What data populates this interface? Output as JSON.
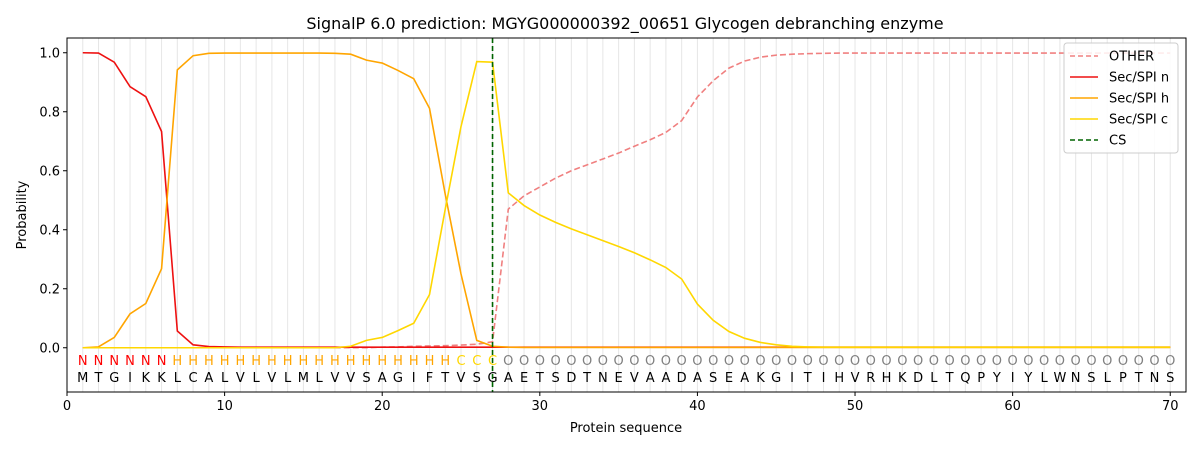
{
  "chart_data": {
    "type": "line",
    "title": "SignalP 6.0 prediction: MGYG000000392_00651 Glycogen debranching enzyme",
    "xlabel": "Protein sequence",
    "ylabel": "Probability",
    "xlim": [
      0,
      71
    ],
    "ylim": [
      -0.15,
      1.05
    ],
    "x_ticks": [
      0,
      10,
      20,
      30,
      40,
      50,
      60,
      70
    ],
    "y_ticks": [
      0.0,
      0.2,
      0.4,
      0.6,
      0.8,
      1.0
    ],
    "grid": "vertical lines at each residue",
    "legend_position": "top-right",
    "cs_position": 27,
    "sequence": [
      "M",
      "T",
      "G",
      "I",
      "K",
      "K",
      "L",
      "C",
      "A",
      "L",
      "V",
      "L",
      "V",
      "L",
      "M",
      "L",
      "V",
      "V",
      "S",
      "A",
      "G",
      "I",
      "F",
      "T",
      "V",
      "S",
      "G",
      "A",
      "E",
      "T",
      "S",
      "D",
      "T",
      "N",
      "E",
      "V",
      "A",
      "A",
      "D",
      "A",
      "S",
      "E",
      "A",
      "K",
      "G",
      "I",
      "T",
      "I",
      "H",
      "V",
      "R",
      "H",
      "K",
      "D",
      "L",
      "T",
      "Q",
      "P",
      "Y",
      "I",
      "Y",
      "L",
      "W",
      "N",
      "S",
      "L",
      "P",
      "T",
      "N",
      "S"
    ],
    "labels": [
      "N",
      "N",
      "N",
      "N",
      "N",
      "N",
      "H",
      "H",
      "H",
      "H",
      "H",
      "H",
      "H",
      "H",
      "H",
      "H",
      "H",
      "H",
      "H",
      "H",
      "H",
      "H",
      "H",
      "H",
      "C",
      "C",
      "C",
      "O",
      "O",
      "O",
      "O",
      "O",
      "O",
      "O",
      "O",
      "O",
      "O",
      "O",
      "O",
      "O",
      "O",
      "O",
      "O",
      "O",
      "O",
      "O",
      "O",
      "O",
      "O",
      "O",
      "O",
      "O",
      "O",
      "O",
      "O",
      "O",
      "O",
      "O",
      "O",
      "O",
      "O",
      "O",
      "O",
      "O",
      "O",
      "O",
      "O",
      "O",
      "O",
      "O"
    ],
    "label_colors": {
      "N": "#ff0000",
      "H": "#ffa500",
      "C": "#ffd700",
      "O": "#808080"
    },
    "series": [
      {
        "name": "OTHER",
        "color": "#f08080",
        "dash": "dashed",
        "values": [
          0.0,
          0.0,
          0.0,
          0.0,
          0.0,
          0.0,
          0.0,
          0.0,
          0.0,
          0.0,
          0.0,
          0.0,
          0.0,
          0.0,
          0.0,
          0.0,
          0.0,
          0.0,
          0.0,
          0.002,
          0.003,
          0.005,
          0.006,
          0.007,
          0.009,
          0.012,
          0.02,
          0.47,
          0.515,
          0.545,
          0.575,
          0.6,
          0.62,
          0.64,
          0.66,
          0.683,
          0.705,
          0.73,
          0.77,
          0.85,
          0.905,
          0.948,
          0.972,
          0.985,
          0.992,
          0.995,
          0.997,
          0.998,
          0.999,
          0.999,
          0.999,
          0.999,
          0.999,
          0.999,
          0.999,
          0.999,
          0.999,
          0.999,
          0.999,
          0.999,
          0.999,
          0.999,
          0.999,
          0.999,
          0.999,
          0.999,
          0.999,
          0.999,
          0.999,
          0.999
        ]
      },
      {
        "name": "Sec/SPI n",
        "color": "#ee1111",
        "dash": "solid",
        "values": [
          1.0,
          0.999,
          0.968,
          0.885,
          0.851,
          0.733,
          0.057,
          0.01,
          0.004,
          0.003,
          0.002,
          0.002,
          0.002,
          0.002,
          0.002,
          0.002,
          0.002,
          0.002,
          0.002,
          0.002,
          0.002,
          0.002,
          0.002,
          0.002,
          0.002,
          0.002,
          0.002,
          0.002,
          0.002,
          0.002,
          0.002,
          0.002,
          0.002,
          0.002,
          0.002,
          0.002,
          0.002,
          0.002,
          0.002,
          0.002,
          0.002,
          0.002,
          0.002,
          0.002,
          0.002,
          0.002,
          0.002,
          0.002,
          0.002,
          0.002,
          0.002,
          0.002,
          0.002,
          0.002,
          0.002,
          0.002,
          0.002,
          0.002,
          0.002,
          0.002,
          0.002,
          0.002,
          0.002,
          0.002,
          0.002,
          0.002,
          0.002,
          0.002,
          0.002,
          0.002
        ]
      },
      {
        "name": "Sec/SPI h",
        "color": "#ffa500",
        "dash": "solid",
        "values": [
          0.0,
          0.003,
          0.035,
          0.115,
          0.15,
          0.268,
          0.942,
          0.99,
          0.998,
          0.999,
          0.999,
          0.999,
          0.999,
          0.999,
          0.999,
          0.999,
          0.998,
          0.995,
          0.975,
          0.965,
          0.94,
          0.912,
          0.812,
          0.52,
          0.25,
          0.025,
          0.005,
          0.002,
          0.001,
          0.001,
          0.001,
          0.001,
          0.001,
          0.001,
          0.001,
          0.001,
          0.001,
          0.001,
          0.001,
          0.001,
          0.001,
          0.001,
          0.001,
          0.001,
          0.001,
          0.001,
          0.001,
          0.001,
          0.001,
          0.001,
          0.001,
          0.001,
          0.001,
          0.001,
          0.001,
          0.001,
          0.001,
          0.001,
          0.001,
          0.001,
          0.001,
          0.001,
          0.001,
          0.001,
          0.001,
          0.001,
          0.001,
          0.001,
          0.001,
          0.001
        ]
      },
      {
        "name": "Sec/SPI c",
        "color": "#ffd700",
        "dash": "solid",
        "values": [
          0.0,
          0.0,
          0.0,
          0.0,
          0.0,
          0.0,
          0.0,
          0.0,
          0.0,
          0.0,
          0.0,
          0.0,
          0.0,
          0.0,
          0.0,
          0.0,
          0.0,
          0.005,
          0.025,
          0.035,
          0.058,
          0.083,
          0.18,
          0.47,
          0.75,
          0.97,
          0.968,
          0.525,
          0.482,
          0.45,
          0.425,
          0.403,
          0.383,
          0.363,
          0.343,
          0.322,
          0.298,
          0.272,
          0.233,
          0.148,
          0.093,
          0.055,
          0.032,
          0.018,
          0.01,
          0.005,
          0.003,
          0.002,
          0.002,
          0.002,
          0.002,
          0.002,
          0.002,
          0.002,
          0.002,
          0.002,
          0.002,
          0.002,
          0.002,
          0.002,
          0.002,
          0.002,
          0.002,
          0.002,
          0.002,
          0.002,
          0.002,
          0.002,
          0.002,
          0.002
        ]
      }
    ],
    "cs_marker": {
      "name": "CS",
      "color": "#006400",
      "dash": "dashed"
    }
  }
}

• **How to complete this task**
This exercise asks for the data above to be given again exactly, without pictures.

• **Response below**
What data populates this interface? Output as JSON.
{
  "chart_data": {
    "type": "line",
    "title": "SignalP 6.0 prediction: MGYG000000392_00651 Glycogen debranching enzyme",
    "xlabel": "Protein sequence",
    "ylabel": "Probability",
    "xlim": [
      0,
      71
    ],
    "ylim": [
      -0.15,
      1.05
    ],
    "x_ticks": [
      0,
      10,
      20,
      30,
      40,
      50,
      60,
      70
    ],
    "y_ticks": [
      0.0,
      0.2,
      0.4,
      0.6,
      0.8,
      1.0
    ],
    "grid": "vertical lines at each residue",
    "legend_position": "top-right",
    "cs_position": 27,
    "sequence": [
      "M",
      "T",
      "G",
      "I",
      "K",
      "K",
      "L",
      "C",
      "A",
      "L",
      "V",
      "L",
      "V",
      "L",
      "M",
      "L",
      "V",
      "V",
      "S",
      "A",
      "G",
      "I",
      "F",
      "T",
      "V",
      "S",
      "G",
      "A",
      "E",
      "T",
      "S",
      "D",
      "T",
      "N",
      "E",
      "V",
      "A",
      "A",
      "D",
      "A",
      "S",
      "E",
      "A",
      "K",
      "G",
      "I",
      "T",
      "I",
      "H",
      "V",
      "R",
      "H",
      "K",
      "D",
      "L",
      "T",
      "Q",
      "P",
      "Y",
      "I",
      "Y",
      "L",
      "W",
      "N",
      "S",
      "L",
      "P",
      "T",
      "N",
      "S"
    ],
    "labels": [
      "N",
      "N",
      "N",
      "N",
      "N",
      "N",
      "H",
      "H",
      "H",
      "H",
      "H",
      "H",
      "H",
      "H",
      "H",
      "H",
      "H",
      "H",
      "H",
      "H",
      "H",
      "H",
      "H",
      "H",
      "C",
      "C",
      "C",
      "O",
      "O",
      "O",
      "O",
      "O",
      "O",
      "O",
      "O",
      "O",
      "O",
      "O",
      "O",
      "O",
      "O",
      "O",
      "O",
      "O",
      "O",
      "O",
      "O",
      "O",
      "O",
      "O",
      "O",
      "O",
      "O",
      "O",
      "O",
      "O",
      "O",
      "O",
      "O",
      "O",
      "O",
      "O",
      "O",
      "O",
      "O",
      "O",
      "O",
      "O",
      "O",
      "O"
    ],
    "label_colors": {
      "N": "#ff0000",
      "H": "#ffa500",
      "C": "#ffd700",
      "O": "#808080"
    },
    "series": [
      {
        "name": "OTHER",
        "color": "#f08080",
        "dash": "dashed",
        "values": [
          0.0,
          0.0,
          0.0,
          0.0,
          0.0,
          0.0,
          0.0,
          0.0,
          0.0,
          0.0,
          0.0,
          0.0,
          0.0,
          0.0,
          0.0,
          0.0,
          0.0,
          0.0,
          0.0,
          0.002,
          0.003,
          0.005,
          0.006,
          0.007,
          0.009,
          0.012,
          0.02,
          0.47,
          0.515,
          0.545,
          0.575,
          0.6,
          0.62,
          0.64,
          0.66,
          0.683,
          0.705,
          0.73,
          0.77,
          0.85,
          0.905,
          0.948,
          0.972,
          0.985,
          0.992,
          0.995,
          0.997,
          0.998,
          0.999,
          0.999,
          0.999,
          0.999,
          0.999,
          0.999,
          0.999,
          0.999,
          0.999,
          0.999,
          0.999,
          0.999,
          0.999,
          0.999,
          0.999,
          0.999,
          0.999,
          0.999,
          0.999,
          0.999,
          0.999,
          0.999
        ]
      },
      {
        "name": "Sec/SPI n",
        "color": "#ee1111",
        "dash": "solid",
        "values": [
          1.0,
          0.999,
          0.968,
          0.885,
          0.851,
          0.733,
          0.057,
          0.01,
          0.004,
          0.003,
          0.002,
          0.002,
          0.002,
          0.002,
          0.002,
          0.002,
          0.002,
          0.002,
          0.002,
          0.002,
          0.002,
          0.002,
          0.002,
          0.002,
          0.002,
          0.002,
          0.002,
          0.002,
          0.002,
          0.002,
          0.002,
          0.002,
          0.002,
          0.002,
          0.002,
          0.002,
          0.002,
          0.002,
          0.002,
          0.002,
          0.002,
          0.002,
          0.002,
          0.002,
          0.002,
          0.002,
          0.002,
          0.002,
          0.002,
          0.002,
          0.002,
          0.002,
          0.002,
          0.002,
          0.002,
          0.002,
          0.002,
          0.002,
          0.002,
          0.002,
          0.002,
          0.002,
          0.002,
          0.002,
          0.002,
          0.002,
          0.002,
          0.002,
          0.002,
          0.002
        ]
      },
      {
        "name": "Sec/SPI h",
        "color": "#ffa500",
        "dash": "solid",
        "values": [
          0.0,
          0.003,
          0.035,
          0.115,
          0.15,
          0.268,
          0.942,
          0.99,
          0.998,
          0.999,
          0.999,
          0.999,
          0.999,
          0.999,
          0.999,
          0.999,
          0.998,
          0.995,
          0.975,
          0.965,
          0.94,
          0.912,
          0.812,
          0.52,
          0.25,
          0.025,
          0.005,
          0.002,
          0.001,
          0.001,
          0.001,
          0.001,
          0.001,
          0.001,
          0.001,
          0.001,
          0.001,
          0.001,
          0.001,
          0.001,
          0.001,
          0.001,
          0.001,
          0.001,
          0.001,
          0.001,
          0.001,
          0.001,
          0.001,
          0.001,
          0.001,
          0.001,
          0.001,
          0.001,
          0.001,
          0.001,
          0.001,
          0.001,
          0.001,
          0.001,
          0.001,
          0.001,
          0.001,
          0.001,
          0.001,
          0.001,
          0.001,
          0.001,
          0.001,
          0.001
        ]
      },
      {
        "name": "Sec/SPI c",
        "color": "#ffd700",
        "dash": "solid",
        "values": [
          0.0,
          0.0,
          0.0,
          0.0,
          0.0,
          0.0,
          0.0,
          0.0,
          0.0,
          0.0,
          0.0,
          0.0,
          0.0,
          0.0,
          0.0,
          0.0,
          0.0,
          0.005,
          0.025,
          0.035,
          0.058,
          0.083,
          0.18,
          0.47,
          0.75,
          0.97,
          0.968,
          0.525,
          0.482,
          0.45,
          0.425,
          0.403,
          0.383,
          0.363,
          0.343,
          0.322,
          0.298,
          0.272,
          0.233,
          0.148,
          0.093,
          0.055,
          0.032,
          0.018,
          0.01,
          0.005,
          0.003,
          0.002,
          0.002,
          0.002,
          0.002,
          0.002,
          0.002,
          0.002,
          0.002,
          0.002,
          0.002,
          0.002,
          0.002,
          0.002,
          0.002,
          0.002,
          0.002,
          0.002,
          0.002,
          0.002,
          0.002,
          0.002,
          0.002,
          0.002
        ]
      }
    ],
    "cs_marker": {
      "name": "CS",
      "color": "#006400",
      "dash": "dashed"
    }
  }
}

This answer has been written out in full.